- [The records]
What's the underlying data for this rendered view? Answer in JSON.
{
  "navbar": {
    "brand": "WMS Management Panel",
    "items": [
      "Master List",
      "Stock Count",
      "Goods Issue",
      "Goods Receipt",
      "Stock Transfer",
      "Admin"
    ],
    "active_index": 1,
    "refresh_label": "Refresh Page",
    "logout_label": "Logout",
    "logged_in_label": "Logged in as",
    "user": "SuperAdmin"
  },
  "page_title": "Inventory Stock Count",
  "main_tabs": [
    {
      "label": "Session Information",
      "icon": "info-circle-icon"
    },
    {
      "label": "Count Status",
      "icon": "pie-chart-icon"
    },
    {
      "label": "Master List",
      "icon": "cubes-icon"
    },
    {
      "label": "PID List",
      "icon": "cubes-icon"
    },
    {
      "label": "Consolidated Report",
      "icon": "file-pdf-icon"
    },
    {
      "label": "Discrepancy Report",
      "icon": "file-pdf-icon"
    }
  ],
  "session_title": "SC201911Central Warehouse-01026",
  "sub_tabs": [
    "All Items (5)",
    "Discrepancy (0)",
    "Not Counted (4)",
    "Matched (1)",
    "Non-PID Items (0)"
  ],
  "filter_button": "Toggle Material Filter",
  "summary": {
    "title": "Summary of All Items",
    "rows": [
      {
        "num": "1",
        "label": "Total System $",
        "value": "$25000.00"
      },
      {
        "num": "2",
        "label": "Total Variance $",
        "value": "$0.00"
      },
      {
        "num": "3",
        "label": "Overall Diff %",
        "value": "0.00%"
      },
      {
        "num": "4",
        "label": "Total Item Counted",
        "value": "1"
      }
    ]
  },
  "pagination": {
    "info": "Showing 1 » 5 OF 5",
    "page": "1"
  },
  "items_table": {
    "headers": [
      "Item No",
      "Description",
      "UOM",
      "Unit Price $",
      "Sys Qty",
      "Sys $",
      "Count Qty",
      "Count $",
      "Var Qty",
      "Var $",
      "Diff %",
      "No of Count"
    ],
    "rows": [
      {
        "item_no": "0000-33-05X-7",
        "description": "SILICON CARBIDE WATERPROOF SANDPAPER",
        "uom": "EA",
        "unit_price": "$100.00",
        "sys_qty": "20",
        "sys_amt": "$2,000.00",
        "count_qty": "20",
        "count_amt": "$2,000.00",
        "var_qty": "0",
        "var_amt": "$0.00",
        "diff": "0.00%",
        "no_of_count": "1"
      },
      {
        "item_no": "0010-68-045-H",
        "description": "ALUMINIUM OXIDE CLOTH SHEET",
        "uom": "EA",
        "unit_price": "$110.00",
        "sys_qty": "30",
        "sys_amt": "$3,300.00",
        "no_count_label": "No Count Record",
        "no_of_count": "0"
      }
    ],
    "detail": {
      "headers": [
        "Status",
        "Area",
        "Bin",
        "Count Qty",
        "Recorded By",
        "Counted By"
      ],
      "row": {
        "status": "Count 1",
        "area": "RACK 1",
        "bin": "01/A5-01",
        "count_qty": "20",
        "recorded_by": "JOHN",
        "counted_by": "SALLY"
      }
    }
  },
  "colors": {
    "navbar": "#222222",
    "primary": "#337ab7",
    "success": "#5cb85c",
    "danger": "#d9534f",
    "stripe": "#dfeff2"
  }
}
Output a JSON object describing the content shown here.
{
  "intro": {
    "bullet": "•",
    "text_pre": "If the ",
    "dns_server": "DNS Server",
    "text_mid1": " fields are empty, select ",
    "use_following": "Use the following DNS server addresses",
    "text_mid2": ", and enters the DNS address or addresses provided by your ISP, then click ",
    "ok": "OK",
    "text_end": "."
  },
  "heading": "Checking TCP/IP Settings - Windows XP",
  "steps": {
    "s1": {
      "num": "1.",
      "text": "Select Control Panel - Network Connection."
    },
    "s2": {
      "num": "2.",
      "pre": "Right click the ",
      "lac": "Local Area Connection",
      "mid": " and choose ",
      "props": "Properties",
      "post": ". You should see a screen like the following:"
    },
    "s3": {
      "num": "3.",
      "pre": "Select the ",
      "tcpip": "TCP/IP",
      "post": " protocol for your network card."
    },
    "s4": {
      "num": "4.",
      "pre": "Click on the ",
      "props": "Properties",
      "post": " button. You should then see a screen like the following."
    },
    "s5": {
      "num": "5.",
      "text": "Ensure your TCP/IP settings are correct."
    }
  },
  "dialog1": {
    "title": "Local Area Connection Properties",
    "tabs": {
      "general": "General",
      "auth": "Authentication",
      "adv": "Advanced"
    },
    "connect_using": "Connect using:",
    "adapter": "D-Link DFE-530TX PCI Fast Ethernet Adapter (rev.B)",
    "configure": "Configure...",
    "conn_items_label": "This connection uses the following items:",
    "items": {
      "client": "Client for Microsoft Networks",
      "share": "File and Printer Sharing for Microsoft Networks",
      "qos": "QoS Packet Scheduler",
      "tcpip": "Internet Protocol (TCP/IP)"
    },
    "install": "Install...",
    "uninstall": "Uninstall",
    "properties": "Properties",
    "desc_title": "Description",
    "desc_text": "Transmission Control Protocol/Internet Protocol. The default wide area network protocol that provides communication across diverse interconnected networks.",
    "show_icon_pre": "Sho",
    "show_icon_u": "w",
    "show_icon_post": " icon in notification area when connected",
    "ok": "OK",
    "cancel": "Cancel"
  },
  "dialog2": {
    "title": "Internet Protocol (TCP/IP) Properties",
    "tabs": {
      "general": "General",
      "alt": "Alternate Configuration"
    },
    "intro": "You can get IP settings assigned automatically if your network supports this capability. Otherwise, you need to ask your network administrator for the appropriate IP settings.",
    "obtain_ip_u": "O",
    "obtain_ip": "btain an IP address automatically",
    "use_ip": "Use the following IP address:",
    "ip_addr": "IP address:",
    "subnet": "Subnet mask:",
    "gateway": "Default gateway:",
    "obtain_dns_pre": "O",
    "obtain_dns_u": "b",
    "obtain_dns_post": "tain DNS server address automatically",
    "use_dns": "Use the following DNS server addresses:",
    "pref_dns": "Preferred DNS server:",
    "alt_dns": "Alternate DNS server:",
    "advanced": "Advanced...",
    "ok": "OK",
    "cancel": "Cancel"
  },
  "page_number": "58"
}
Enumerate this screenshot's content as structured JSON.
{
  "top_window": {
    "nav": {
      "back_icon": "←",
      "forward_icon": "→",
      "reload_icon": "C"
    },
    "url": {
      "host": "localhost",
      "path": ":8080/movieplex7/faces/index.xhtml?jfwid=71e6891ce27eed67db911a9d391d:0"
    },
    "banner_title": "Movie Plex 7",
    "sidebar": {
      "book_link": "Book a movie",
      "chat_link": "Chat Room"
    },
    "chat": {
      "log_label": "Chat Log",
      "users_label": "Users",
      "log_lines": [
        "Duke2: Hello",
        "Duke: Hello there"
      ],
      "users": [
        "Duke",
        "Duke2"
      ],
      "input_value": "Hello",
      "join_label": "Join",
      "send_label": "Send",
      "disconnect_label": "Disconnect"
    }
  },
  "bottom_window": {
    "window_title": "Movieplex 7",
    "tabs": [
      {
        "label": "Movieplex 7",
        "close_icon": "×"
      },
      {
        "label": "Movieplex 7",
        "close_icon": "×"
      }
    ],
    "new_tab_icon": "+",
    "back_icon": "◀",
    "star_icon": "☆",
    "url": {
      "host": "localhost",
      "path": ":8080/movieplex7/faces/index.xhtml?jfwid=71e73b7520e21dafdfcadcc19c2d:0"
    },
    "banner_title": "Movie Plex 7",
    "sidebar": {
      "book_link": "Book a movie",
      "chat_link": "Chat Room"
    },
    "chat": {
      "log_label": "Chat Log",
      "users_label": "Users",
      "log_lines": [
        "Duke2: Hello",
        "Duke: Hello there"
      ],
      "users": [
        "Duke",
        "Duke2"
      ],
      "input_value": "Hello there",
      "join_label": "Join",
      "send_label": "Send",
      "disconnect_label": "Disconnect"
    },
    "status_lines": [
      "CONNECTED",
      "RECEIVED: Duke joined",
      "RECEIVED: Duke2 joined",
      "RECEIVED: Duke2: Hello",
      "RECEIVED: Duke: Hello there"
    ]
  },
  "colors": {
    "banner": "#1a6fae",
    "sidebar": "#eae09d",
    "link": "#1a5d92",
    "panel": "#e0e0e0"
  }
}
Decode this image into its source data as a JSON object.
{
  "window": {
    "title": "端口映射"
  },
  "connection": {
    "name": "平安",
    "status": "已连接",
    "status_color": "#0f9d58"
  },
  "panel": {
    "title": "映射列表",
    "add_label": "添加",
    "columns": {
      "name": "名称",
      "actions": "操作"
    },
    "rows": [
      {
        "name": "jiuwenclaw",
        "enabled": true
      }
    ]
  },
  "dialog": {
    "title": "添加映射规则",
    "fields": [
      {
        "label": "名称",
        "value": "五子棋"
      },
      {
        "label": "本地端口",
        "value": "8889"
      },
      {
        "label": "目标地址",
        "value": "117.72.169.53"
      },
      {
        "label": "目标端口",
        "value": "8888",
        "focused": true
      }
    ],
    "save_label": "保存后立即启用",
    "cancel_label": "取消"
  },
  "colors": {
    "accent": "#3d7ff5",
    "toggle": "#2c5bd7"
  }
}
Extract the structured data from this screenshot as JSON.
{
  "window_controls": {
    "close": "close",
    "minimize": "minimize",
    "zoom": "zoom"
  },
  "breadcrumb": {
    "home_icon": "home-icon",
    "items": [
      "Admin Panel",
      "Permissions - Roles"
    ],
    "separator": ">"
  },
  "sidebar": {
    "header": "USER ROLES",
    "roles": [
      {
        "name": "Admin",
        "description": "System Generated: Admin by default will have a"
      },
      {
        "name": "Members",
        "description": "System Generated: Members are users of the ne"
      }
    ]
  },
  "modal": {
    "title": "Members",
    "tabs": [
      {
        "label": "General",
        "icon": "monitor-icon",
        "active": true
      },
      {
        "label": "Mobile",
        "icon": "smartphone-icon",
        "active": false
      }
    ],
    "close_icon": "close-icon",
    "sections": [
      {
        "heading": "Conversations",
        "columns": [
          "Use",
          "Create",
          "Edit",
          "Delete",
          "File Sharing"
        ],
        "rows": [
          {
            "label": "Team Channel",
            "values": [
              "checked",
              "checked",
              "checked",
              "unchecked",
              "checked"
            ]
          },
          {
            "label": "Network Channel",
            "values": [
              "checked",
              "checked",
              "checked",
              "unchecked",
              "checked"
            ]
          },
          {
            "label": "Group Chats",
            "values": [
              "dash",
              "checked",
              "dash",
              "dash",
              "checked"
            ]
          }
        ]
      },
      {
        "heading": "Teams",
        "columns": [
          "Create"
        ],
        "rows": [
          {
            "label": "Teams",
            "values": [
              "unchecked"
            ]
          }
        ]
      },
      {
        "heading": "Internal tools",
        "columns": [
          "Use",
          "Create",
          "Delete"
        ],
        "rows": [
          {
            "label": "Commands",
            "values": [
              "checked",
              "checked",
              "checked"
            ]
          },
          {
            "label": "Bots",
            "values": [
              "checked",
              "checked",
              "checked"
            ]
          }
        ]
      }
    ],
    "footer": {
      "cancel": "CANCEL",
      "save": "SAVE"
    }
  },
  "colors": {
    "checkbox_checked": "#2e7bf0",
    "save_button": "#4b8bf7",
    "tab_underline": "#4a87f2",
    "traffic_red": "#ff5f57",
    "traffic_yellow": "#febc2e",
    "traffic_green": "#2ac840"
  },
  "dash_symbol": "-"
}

- [Prompt] Give the number of lines in the listing above that contain "faces", and nothing else.

- [Solution to this problem] 2